* Aim of the exercise:
Set down every entry word for word. Omit the pictures.

* Information shown:
● ● ● ● ●
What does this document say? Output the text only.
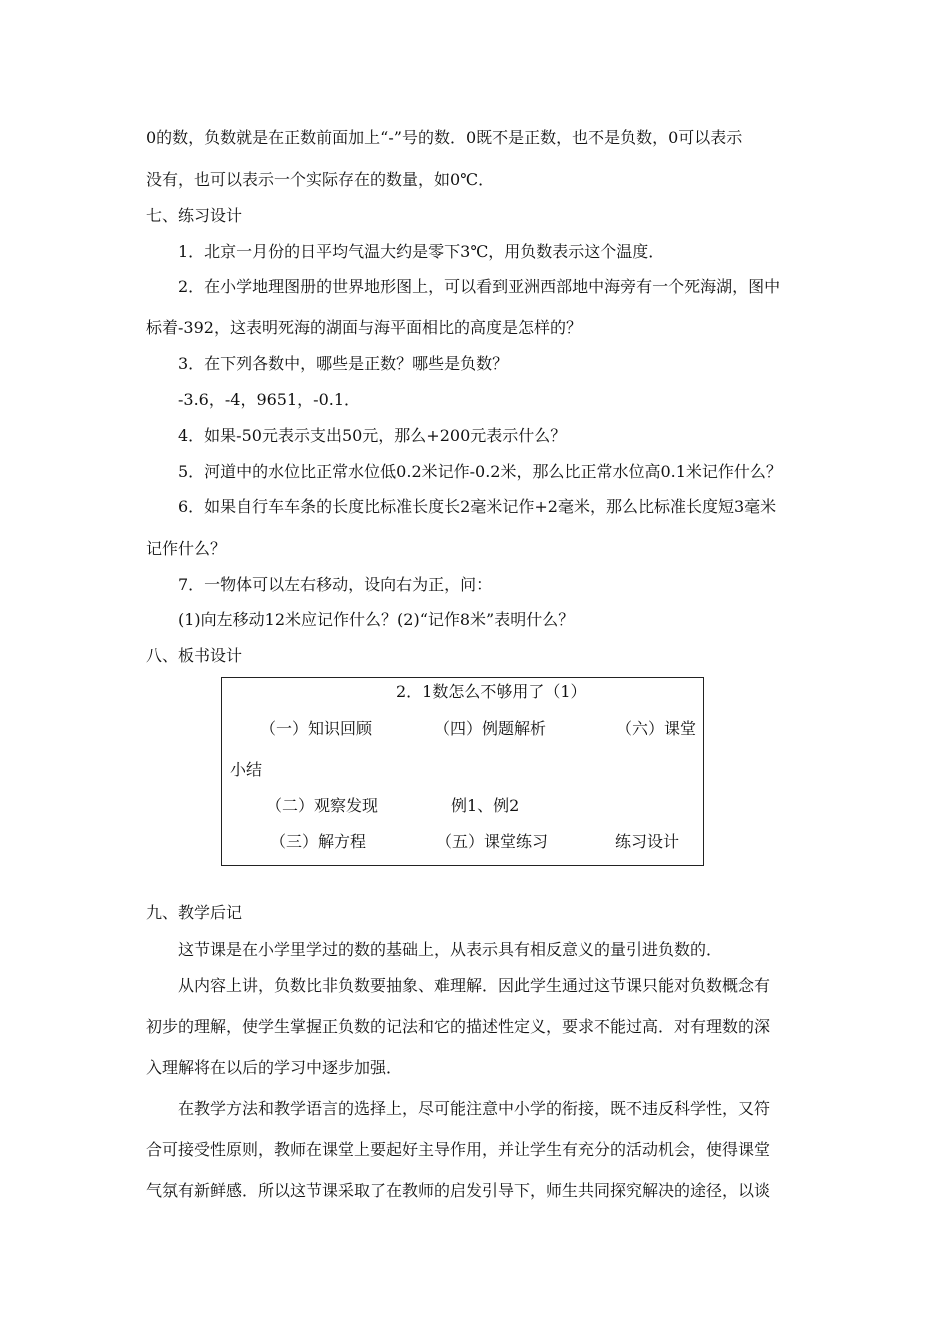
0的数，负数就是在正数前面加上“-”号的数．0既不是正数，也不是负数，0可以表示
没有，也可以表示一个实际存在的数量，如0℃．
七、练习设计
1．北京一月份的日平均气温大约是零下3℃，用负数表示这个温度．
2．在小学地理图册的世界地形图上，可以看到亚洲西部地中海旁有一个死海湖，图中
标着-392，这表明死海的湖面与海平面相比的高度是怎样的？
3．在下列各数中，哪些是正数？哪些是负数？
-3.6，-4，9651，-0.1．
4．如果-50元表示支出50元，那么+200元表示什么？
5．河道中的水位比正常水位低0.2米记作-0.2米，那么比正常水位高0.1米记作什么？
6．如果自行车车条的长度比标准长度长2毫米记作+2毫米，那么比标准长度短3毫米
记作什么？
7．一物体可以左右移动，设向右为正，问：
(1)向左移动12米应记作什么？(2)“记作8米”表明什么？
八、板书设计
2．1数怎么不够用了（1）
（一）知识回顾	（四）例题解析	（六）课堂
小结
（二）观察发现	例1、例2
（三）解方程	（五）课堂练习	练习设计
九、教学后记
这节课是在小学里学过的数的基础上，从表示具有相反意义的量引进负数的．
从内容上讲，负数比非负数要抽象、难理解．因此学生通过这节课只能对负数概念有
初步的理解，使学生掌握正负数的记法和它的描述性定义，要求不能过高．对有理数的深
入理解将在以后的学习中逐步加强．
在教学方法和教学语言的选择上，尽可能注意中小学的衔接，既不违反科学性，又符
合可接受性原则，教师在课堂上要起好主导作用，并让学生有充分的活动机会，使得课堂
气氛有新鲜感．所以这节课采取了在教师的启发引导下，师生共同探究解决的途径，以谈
● ● ● ● ●
* Complete output:
What does this document say? Output the text only.
0的数，负数就是在正数前面加上“-”号的数．0既不是正数，也不是负数，0可以表示
没有，也可以表示一个实际存在的数量，如0℃．
七、练习设计
1．北京一月份的日平均气温大约是零下3℃，用负数表示这个温度．
2．在小学地理图册的世界地形图上，可以看到亚洲西部地中海旁有一个死海湖，图中
标着-392，这表明死海的湖面与海平面相比的高度是怎样的？
3．在下列各数中，哪些是正数？哪些是负数？
-3.6，-4，9651，-0.1．
4．如果-50元表示支出50元，那么+200元表示什么？
5．河道中的水位比正常水位低0.2米记作-0.2米，那么比正常水位高0.1米记作什么？
6．如果自行车车条的长度比标准长度长2毫米记作+2毫米，那么比标准长度短3毫米
记作什么？
7．一物体可以左右移动，设向右为正，问：
(1)向左移动12米应记作什么？(2)“记作8米”表明什么？
八、板书设计
2．1数怎么不够用了（1）
（一）知识回顾	（四）例题解析	（六）课堂
小结
（二）观察发现	例1、例2
（三）解方程	（五）课堂练习	练习设计
九、教学后记
这节课是在小学里学过的数的基础上，从表示具有相反意义的量引进负数的．
从内容上讲，负数比非负数要抽象、难理解．因此学生通过这节课只能对负数概念有
初步的理解，使学生掌握正负数的记法和它的描述性定义，要求不能过高．对有理数的深
入理解将在以后的学习中逐步加强．
在教学方法和教学语言的选择上，尽可能注意中小学的衔接，既不违反科学性，又符
合可接受性原则，教师在课堂上要起好主导作用，并让学生有充分的活动机会，使得课堂
气氛有新鲜感．所以这节课采取了在教师的启发引导下，师生共同探究解决的途径，以谈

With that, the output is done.